[DATA PROVIDED start]

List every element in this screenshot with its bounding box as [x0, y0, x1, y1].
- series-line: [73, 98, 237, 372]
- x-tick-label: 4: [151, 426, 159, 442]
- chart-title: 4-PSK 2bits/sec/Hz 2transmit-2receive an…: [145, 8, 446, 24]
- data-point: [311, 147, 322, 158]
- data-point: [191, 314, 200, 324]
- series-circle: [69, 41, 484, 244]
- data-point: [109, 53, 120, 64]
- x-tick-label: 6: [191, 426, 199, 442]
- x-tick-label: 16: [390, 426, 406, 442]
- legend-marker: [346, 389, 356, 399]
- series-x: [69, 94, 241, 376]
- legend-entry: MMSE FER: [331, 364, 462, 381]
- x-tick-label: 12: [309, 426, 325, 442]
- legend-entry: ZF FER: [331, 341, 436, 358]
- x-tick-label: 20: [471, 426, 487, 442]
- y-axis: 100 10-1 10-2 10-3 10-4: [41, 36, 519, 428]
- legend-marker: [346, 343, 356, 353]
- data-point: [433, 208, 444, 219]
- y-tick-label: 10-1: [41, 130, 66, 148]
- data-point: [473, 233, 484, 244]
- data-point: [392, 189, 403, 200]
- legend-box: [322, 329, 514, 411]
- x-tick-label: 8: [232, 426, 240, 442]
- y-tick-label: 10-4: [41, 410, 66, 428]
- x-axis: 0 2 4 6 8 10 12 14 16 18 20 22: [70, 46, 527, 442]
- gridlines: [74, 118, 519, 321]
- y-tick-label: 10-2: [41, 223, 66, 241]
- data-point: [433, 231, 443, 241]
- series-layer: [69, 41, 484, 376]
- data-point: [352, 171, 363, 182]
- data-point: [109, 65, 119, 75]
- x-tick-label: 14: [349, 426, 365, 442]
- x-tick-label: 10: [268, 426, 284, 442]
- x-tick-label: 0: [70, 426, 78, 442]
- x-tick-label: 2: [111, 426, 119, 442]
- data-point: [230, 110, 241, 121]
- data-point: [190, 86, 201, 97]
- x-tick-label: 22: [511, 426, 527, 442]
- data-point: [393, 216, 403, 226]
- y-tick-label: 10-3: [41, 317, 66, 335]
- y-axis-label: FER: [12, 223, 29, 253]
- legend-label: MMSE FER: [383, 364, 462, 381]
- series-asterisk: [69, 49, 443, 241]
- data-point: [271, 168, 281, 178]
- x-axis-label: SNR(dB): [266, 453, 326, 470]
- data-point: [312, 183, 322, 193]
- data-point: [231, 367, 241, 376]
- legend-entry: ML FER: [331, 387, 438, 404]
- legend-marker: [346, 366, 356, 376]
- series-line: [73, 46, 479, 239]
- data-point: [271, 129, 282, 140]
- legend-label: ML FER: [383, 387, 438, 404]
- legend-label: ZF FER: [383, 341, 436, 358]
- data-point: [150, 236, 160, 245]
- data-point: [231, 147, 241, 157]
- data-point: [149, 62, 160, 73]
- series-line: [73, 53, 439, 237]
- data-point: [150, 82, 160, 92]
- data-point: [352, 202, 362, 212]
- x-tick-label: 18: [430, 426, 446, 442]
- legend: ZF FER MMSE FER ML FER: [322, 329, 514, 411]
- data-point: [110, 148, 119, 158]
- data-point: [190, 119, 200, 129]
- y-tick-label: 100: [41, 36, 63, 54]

[DATA PROVIDED end]

▶ OBJECTIVE: Copy every line of the records above word for word, keeping the original order.

▶ CORRECT RESULT:
List every element in this screenshot with its bounding box as [x0, y0, x1, y1].
- series-line: [73, 98, 237, 372]
- x-tick-label: 4: [151, 426, 159, 442]
- chart-title: 4-PSK 2bits/sec/Hz 2transmit-2receive an…: [145, 8, 446, 24]
- data-point: [311, 147, 322, 158]
- data-point: [191, 314, 200, 324]
- series-circle: [69, 41, 484, 244]
- data-point: [109, 53, 120, 64]
- x-tick-label: 6: [191, 426, 199, 442]
- x-tick-label: 16: [390, 426, 406, 442]
- legend-marker: [346, 389, 356, 399]
- series-x: [69, 94, 241, 376]
- legend-entry: MMSE FER: [331, 364, 462, 381]
- x-tick-label: 12: [309, 426, 325, 442]
- legend-entry: ZF FER: [331, 341, 436, 358]
- x-tick-label: 20: [471, 426, 487, 442]
- y-axis: 100 10-1 10-2 10-3 10-4: [41, 36, 519, 428]
- legend-marker: [346, 343, 356, 353]
- data-point: [433, 208, 444, 219]
- y-tick-label: 10-1: [41, 130, 66, 148]
- data-point: [473, 233, 484, 244]
- data-point: [392, 189, 403, 200]
- legend-box: [322, 329, 514, 411]
- x-tick-label: 8: [232, 426, 240, 442]
- y-tick-label: 10-4: [41, 410, 66, 428]
- x-axis: 0 2 4 6 8 10 12 14 16 18 20 22: [70, 46, 527, 442]
- gridlines: [74, 118, 519, 321]
- y-tick-label: 10-2: [41, 223, 66, 241]
- data-point: [433, 231, 443, 241]
- series-layer: [69, 41, 484, 376]
- data-point: [352, 171, 363, 182]
- data-point: [109, 65, 119, 75]
- x-tick-label: 14: [349, 426, 365, 442]
- x-tick-label: 10: [268, 426, 284, 442]
- x-tick-label: 0: [70, 426, 78, 442]
- x-tick-label: 2: [111, 426, 119, 442]
- data-point: [230, 110, 241, 121]
- data-point: [190, 86, 201, 97]
- x-tick-label: 22: [511, 426, 527, 442]
- data-point: [393, 216, 403, 226]
- y-tick-label: 10-3: [41, 317, 66, 335]
- y-axis-label: FER: [12, 223, 29, 253]
- legend-label: MMSE FER: [383, 364, 462, 381]
- series-asterisk: [69, 49, 443, 241]
- data-point: [271, 168, 281, 178]
- x-axis-label: SNR(dB): [266, 453, 326, 470]
- data-point: [312, 183, 322, 193]
- data-point: [231, 367, 241, 376]
- legend-entry: ML FER: [331, 387, 438, 404]
- legend-marker: [346, 366, 356, 376]
- series-line: [73, 46, 479, 239]
- data-point: [271, 129, 282, 140]
- legend-label: ML FER: [383, 387, 438, 404]
- legend-label: ZF FER: [383, 341, 436, 358]
- data-point: [150, 236, 160, 245]
- data-point: [231, 147, 241, 157]
- data-point: [149, 62, 160, 73]
- series-line: [73, 53, 439, 237]
- data-point: [150, 82, 160, 92]
- data-point: [352, 202, 362, 212]
- x-tick-label: 18: [430, 426, 446, 442]
- legend: ZF FER MMSE FER ML FER: [322, 329, 514, 411]
- data-point: [110, 148, 119, 158]
- data-point: [190, 119, 200, 129]
- y-tick-label: 100: [41, 36, 63, 54]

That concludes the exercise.